(Extracted records)
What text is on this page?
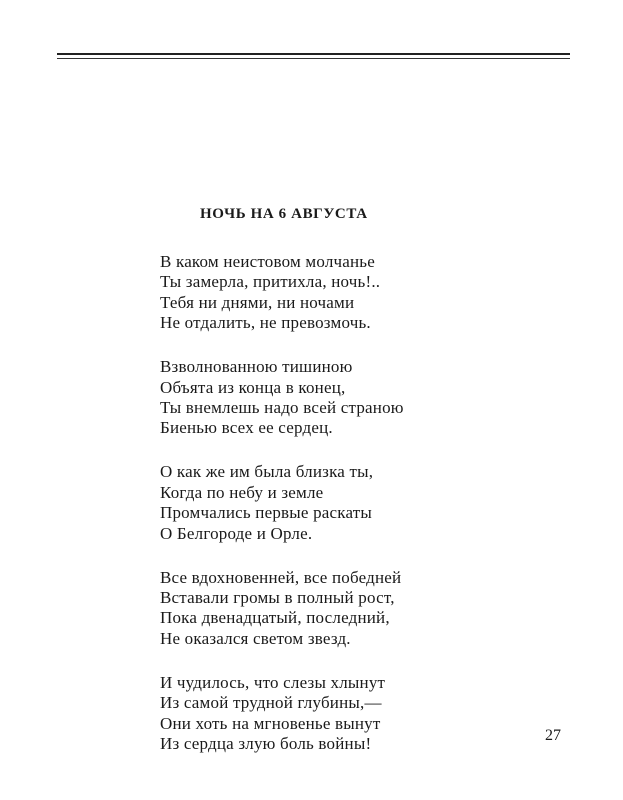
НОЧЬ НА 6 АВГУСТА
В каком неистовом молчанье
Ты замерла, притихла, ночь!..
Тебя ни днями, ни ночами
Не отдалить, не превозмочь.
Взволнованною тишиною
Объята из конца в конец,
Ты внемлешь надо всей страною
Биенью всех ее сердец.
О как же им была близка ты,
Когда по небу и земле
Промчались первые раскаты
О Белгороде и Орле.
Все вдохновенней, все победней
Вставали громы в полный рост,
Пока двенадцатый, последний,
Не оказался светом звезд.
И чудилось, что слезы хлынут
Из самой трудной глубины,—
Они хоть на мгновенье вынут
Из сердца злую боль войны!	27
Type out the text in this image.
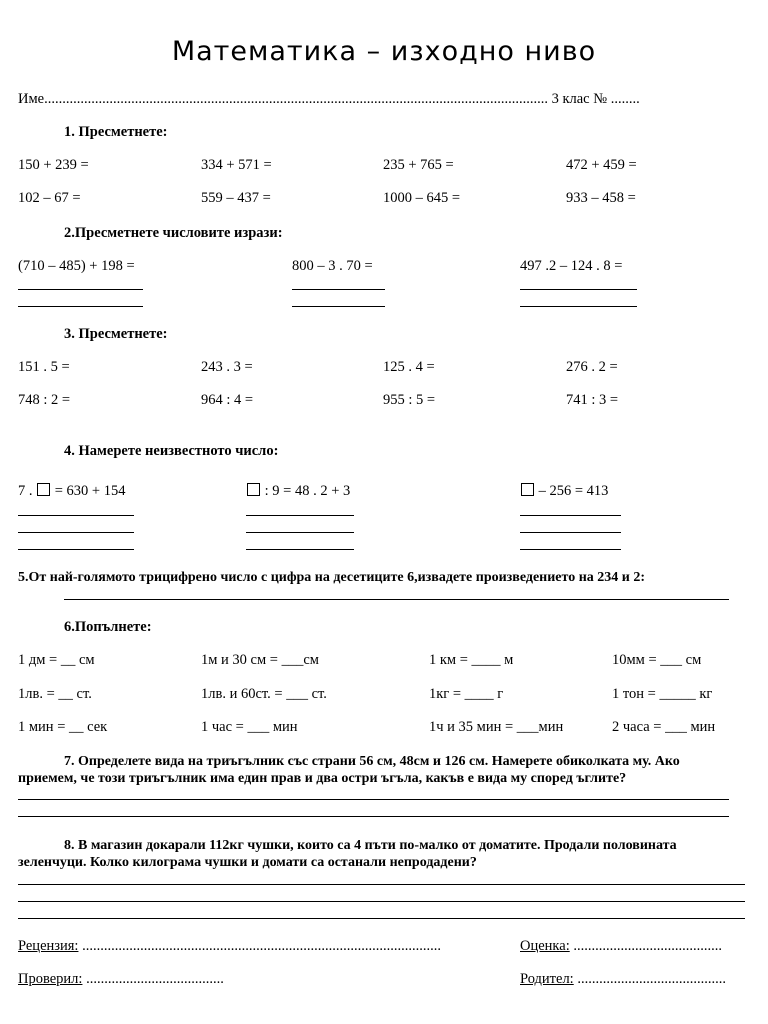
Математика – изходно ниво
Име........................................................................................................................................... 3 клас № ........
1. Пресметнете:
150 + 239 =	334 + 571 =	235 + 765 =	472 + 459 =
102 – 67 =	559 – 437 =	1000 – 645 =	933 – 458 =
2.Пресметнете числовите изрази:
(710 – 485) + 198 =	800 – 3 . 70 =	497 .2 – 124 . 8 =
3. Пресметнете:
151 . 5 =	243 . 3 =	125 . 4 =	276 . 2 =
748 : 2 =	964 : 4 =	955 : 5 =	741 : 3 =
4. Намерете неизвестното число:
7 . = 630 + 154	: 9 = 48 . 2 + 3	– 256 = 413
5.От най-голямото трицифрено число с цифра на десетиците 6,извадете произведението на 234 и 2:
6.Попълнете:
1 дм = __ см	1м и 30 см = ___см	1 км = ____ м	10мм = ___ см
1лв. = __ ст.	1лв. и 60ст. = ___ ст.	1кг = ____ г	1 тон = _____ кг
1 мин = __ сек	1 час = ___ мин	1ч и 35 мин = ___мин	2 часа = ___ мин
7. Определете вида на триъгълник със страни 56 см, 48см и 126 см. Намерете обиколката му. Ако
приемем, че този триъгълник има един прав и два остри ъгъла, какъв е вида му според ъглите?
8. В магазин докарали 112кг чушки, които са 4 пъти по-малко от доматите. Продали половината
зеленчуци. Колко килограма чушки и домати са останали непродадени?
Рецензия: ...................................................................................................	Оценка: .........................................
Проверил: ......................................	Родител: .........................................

--

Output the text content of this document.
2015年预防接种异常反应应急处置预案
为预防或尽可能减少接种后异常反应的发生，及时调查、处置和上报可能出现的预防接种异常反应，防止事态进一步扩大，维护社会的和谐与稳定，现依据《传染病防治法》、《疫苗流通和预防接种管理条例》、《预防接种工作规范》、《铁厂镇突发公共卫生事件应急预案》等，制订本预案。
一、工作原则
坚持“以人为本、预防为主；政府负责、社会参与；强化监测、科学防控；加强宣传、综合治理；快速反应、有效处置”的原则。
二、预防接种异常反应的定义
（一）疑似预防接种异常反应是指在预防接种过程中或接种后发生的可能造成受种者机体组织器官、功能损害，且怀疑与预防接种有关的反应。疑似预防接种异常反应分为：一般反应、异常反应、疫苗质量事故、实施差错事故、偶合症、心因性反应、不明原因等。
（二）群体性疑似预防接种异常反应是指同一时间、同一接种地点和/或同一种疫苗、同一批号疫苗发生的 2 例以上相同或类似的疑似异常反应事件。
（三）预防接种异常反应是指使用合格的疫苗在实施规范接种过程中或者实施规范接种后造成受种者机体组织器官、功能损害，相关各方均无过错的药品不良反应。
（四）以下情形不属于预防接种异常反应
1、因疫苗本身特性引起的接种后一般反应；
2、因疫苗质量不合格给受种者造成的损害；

==

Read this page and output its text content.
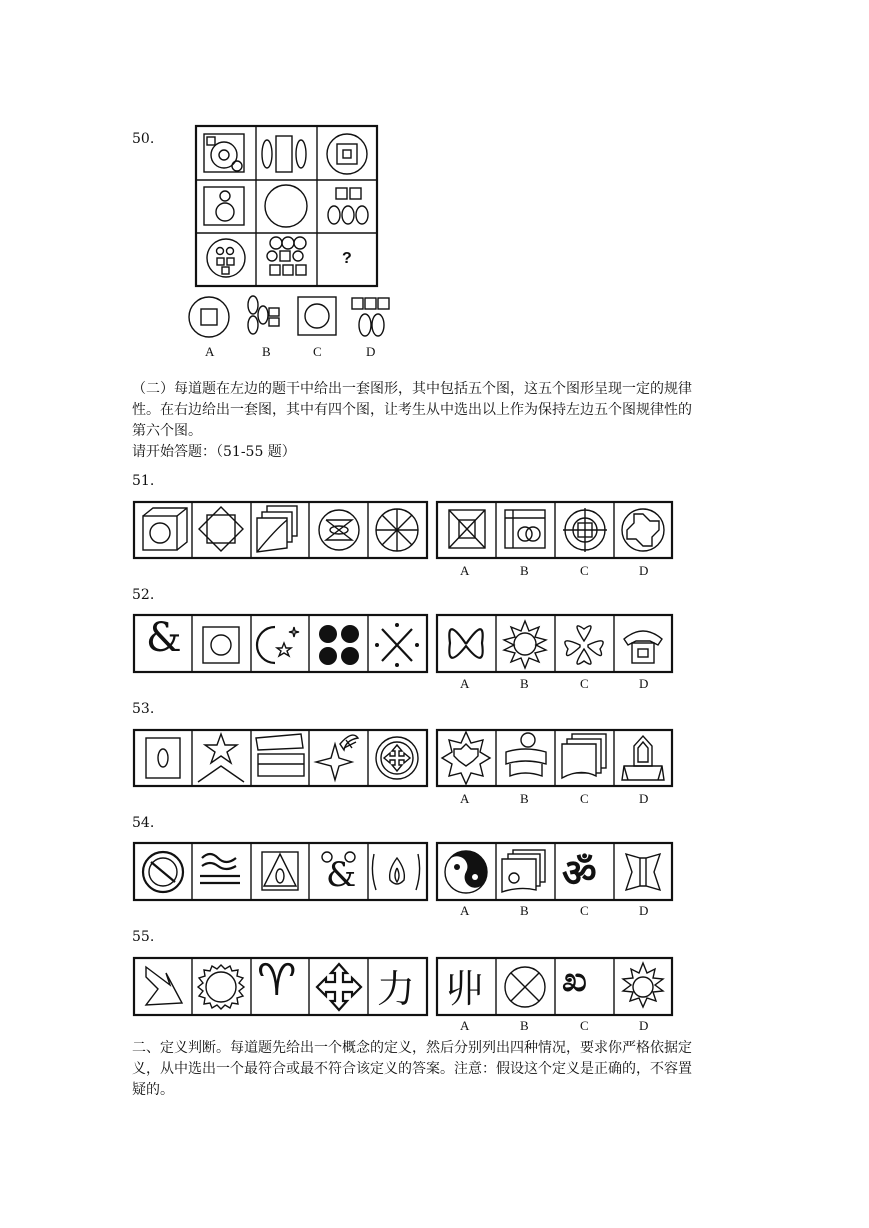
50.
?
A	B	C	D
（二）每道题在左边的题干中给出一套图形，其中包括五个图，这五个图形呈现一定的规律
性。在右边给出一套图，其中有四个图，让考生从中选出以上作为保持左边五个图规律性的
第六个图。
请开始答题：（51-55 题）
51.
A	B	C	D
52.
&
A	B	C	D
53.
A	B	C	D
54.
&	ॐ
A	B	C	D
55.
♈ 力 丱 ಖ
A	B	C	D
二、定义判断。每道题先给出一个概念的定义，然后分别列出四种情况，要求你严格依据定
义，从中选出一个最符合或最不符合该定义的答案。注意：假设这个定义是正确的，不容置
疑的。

§ AIM:
Copy every line of the listing where the word "вида" appears.

§ TASK ANSWER:
7. Определете вида на триъгълник със страни 56 см, 48см и 126 см. Намерете обиколката му. Ако
приемем, че този триъгълник има един прав и два остри ъгъла, какъв е вида му според ъглите?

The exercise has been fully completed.